## DATA FOR PROCESSING
^^^^^^^^^^^^^^^^
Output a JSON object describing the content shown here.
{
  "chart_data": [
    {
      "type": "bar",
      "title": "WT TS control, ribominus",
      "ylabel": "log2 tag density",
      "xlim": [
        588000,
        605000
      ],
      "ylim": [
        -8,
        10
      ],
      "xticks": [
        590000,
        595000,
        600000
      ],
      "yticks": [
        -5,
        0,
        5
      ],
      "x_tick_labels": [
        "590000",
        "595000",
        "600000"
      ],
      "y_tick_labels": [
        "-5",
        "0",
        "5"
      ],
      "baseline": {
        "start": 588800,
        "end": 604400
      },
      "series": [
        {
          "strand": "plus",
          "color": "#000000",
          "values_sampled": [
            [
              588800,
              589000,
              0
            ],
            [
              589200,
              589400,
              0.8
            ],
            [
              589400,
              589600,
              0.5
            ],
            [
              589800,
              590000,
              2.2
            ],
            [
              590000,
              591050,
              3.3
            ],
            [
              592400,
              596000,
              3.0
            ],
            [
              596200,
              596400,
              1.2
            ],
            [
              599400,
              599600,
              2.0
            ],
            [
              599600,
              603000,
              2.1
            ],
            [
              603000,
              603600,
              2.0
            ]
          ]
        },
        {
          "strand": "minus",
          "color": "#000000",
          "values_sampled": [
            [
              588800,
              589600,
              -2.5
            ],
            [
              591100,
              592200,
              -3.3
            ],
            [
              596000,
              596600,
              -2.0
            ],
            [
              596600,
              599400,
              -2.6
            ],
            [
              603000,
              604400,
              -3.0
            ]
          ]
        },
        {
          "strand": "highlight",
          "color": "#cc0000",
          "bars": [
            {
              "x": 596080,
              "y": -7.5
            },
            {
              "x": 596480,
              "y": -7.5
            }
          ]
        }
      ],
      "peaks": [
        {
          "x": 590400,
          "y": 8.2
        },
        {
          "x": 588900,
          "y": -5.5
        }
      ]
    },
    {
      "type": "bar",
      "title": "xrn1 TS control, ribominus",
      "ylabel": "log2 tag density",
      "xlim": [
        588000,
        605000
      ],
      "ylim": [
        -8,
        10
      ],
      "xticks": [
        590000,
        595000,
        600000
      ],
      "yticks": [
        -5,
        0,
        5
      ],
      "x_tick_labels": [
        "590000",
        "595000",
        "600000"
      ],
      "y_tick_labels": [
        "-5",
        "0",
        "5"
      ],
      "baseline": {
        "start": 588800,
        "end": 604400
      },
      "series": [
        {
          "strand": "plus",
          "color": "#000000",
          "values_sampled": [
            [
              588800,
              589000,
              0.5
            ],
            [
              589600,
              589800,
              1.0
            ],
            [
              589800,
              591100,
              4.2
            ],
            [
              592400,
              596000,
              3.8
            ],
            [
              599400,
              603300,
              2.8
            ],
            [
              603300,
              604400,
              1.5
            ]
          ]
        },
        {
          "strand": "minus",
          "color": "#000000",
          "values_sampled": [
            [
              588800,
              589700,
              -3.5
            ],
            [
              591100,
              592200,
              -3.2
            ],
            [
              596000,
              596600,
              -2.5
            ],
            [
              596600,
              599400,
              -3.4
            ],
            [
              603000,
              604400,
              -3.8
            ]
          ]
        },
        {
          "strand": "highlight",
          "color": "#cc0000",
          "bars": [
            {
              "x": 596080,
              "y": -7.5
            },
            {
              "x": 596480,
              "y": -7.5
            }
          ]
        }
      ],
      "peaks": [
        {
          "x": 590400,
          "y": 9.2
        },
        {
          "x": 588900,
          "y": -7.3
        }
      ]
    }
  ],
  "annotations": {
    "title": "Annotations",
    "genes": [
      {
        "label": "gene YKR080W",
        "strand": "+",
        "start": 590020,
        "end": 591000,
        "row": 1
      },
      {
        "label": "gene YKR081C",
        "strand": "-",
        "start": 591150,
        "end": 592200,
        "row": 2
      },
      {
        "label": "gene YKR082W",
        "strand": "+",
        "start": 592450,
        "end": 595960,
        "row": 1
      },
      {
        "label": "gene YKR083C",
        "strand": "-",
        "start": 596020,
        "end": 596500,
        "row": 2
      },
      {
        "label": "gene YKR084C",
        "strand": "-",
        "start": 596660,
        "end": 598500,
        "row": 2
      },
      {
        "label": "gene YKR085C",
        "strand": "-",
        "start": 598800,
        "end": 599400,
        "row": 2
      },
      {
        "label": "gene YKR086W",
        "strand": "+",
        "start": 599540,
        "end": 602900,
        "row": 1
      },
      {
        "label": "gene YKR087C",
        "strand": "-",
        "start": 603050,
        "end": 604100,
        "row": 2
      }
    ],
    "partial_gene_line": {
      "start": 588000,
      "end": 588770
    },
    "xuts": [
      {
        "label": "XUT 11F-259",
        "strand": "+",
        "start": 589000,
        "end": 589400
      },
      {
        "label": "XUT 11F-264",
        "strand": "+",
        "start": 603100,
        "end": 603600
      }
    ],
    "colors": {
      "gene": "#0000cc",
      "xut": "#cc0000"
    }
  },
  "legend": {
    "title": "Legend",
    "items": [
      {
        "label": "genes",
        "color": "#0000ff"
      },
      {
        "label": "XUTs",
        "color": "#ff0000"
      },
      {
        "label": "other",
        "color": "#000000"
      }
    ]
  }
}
^^^^^^^^^^^^^^^^
## WORK TASK
Every entry should be retyped exactly as shown.

## RESULT OF THIS EXERCISE
Output a JSON object describing the content shown here.
{
  "chart_data": [
    {
      "type": "bar",
      "title": "WT TS control, ribominus",
      "ylabel": "log2 tag density",
      "xlim": [
        588000,
        605000
      ],
      "ylim": [
        -8,
        10
      ],
      "xticks": [
        590000,
        595000,
        600000
      ],
      "yticks": [
        -5,
        0,
        5
      ],
      "x_tick_labels": [
        "590000",
        "595000",
        "600000"
      ],
      "y_tick_labels": [
        "-5",
        "0",
        "5"
      ],
      "baseline": {
        "start": 588800,
        "end": 604400
      },
      "series": [
        {
          "strand": "plus",
          "color": "#000000",
          "values_sampled": [
            [
              588800,
              589000,
              0
            ],
            [
              589200,
              589400,
              0.8
            ],
            [
              589400,
              589600,
              0.5
            ],
            [
              589800,
              590000,
              2.2
            ],
            [
              590000,
              591050,
              3.3
            ],
            [
              592400,
              596000,
              3.0
            ],
            [
              596200,
              596400,
              1.2
            ],
            [
              599400,
              599600,
              2.0
            ],
            [
              599600,
              603000,
              2.1
            ],
            [
              603000,
              603600,
              2.0
            ]
          ]
        },
        {
          "strand": "minus",
          "color": "#000000",
          "values_sampled": [
            [
              588800,
              589600,
              -2.5
            ],
            [
              591100,
              592200,
              -3.3
            ],
            [
              596000,
              596600,
              -2.0
            ],
            [
              596600,
              599400,
              -2.6
            ],
            [
              603000,
              604400,
              -3.0
            ]
          ]
        },
        {
          "strand": "highlight",
          "color": "#cc0000",
          "bars": [
            {
              "x": 596080,
              "y": -7.5
            },
            {
              "x": 596480,
              "y": -7.5
            }
          ]
        }
      ],
      "peaks": [
        {
          "x": 590400,
          "y": 8.2
        },
        {
          "x": 588900,
          "y": -5.5
        }
      ]
    },
    {
      "type": "bar",
      "title": "xrn1 TS control, ribominus",
      "ylabel": "log2 tag density",
      "xlim": [
        588000,
        605000
      ],
      "ylim": [
        -8,
        10
      ],
      "xticks": [
        590000,
        595000,
        600000
      ],
      "yticks": [
        -5,
        0,
        5
      ],
      "x_tick_labels": [
        "590000",
        "595000",
        "600000"
      ],
      "y_tick_labels": [
        "-5",
        "0",
        "5"
      ],
      "baseline": {
        "start": 588800,
        "end": 604400
      },
      "series": [
        {
          "strand": "plus",
          "color": "#000000",
          "values_sampled": [
            [
              588800,
              589000,
              0.5
            ],
            [
              589600,
              589800,
              1.0
            ],
            [
              589800,
              591100,
              4.2
            ],
            [
              592400,
              596000,
              3.8
            ],
            [
              599400,
              603300,
              2.8
            ],
            [
              603300,
              604400,
              1.5
            ]
          ]
        },
        {
          "strand": "minus",
          "color": "#000000",
          "values_sampled": [
            [
              588800,
              589700,
              -3.5
            ],
            [
              591100,
              592200,
              -3.2
            ],
            [
              596000,
              596600,
              -2.5
            ],
            [
              596600,
              599400,
              -3.4
            ],
            [
              603000,
              604400,
              -3.8
            ]
          ]
        },
        {
          "strand": "highlight",
          "color": "#cc0000",
          "bars": [
            {
              "x": 596080,
              "y": -7.5
            },
            {
              "x": 596480,
              "y": -7.5
            }
          ]
        }
      ],
      "peaks": [
        {
          "x": 590400,
          "y": 9.2
        },
        {
          "x": 588900,
          "y": -7.3
        }
      ]
    }
  ],
  "annotations": {
    "title": "Annotations",
    "genes": [
      {
        "label": "gene YKR080W",
        "strand": "+",
        "start": 590020,
        "end": 591000,
        "row": 1
      },
      {
        "label": "gene YKR081C",
        "strand": "-",
        "start": 591150,
        "end": 592200,
        "row": 2
      },
      {
        "label": "gene YKR082W",
        "strand": "+",
        "start": 592450,
        "end": 595960,
        "row": 1
      },
      {
        "label": "gene YKR083C",
        "strand": "-",
        "start": 596020,
        "end": 596500,
        "row": 2
      },
      {
        "label": "gene YKR084C",
        "strand": "-",
        "start": 596660,
        "end": 598500,
        "row": 2
      },
      {
        "label": "gene YKR085C",
        "strand": "-",
        "start": 598800,
        "end": 599400,
        "row": 2
      },
      {
        "label": "gene YKR086W",
        "strand": "+",
        "start": 599540,
        "end": 602900,
        "row": 1
      },
      {
        "label": "gene YKR087C",
        "strand": "-",
        "start": 603050,
        "end": 604100,
        "row": 2
      }
    ],
    "partial_gene_line": {
      "start": 588000,
      "end": 588770
    },
    "xuts": [
      {
        "label": "XUT 11F-259",
        "strand": "+",
        "start": 589000,
        "end": 589400
      },
      {
        "label": "XUT 11F-264",
        "strand": "+",
        "start": 603100,
        "end": 603600
      }
    ],
    "colors": {
      "gene": "#0000cc",
      "xut": "#cc0000"
    }
  },
  "legend": {
    "title": "Legend",
    "items": [
      {
        "label": "genes",
        "color": "#0000ff"
      },
      {
        "label": "XUTs",
        "color": "#ff0000"
      },
      {
        "label": "other",
        "color": "#000000"
      }
    ]
  }
}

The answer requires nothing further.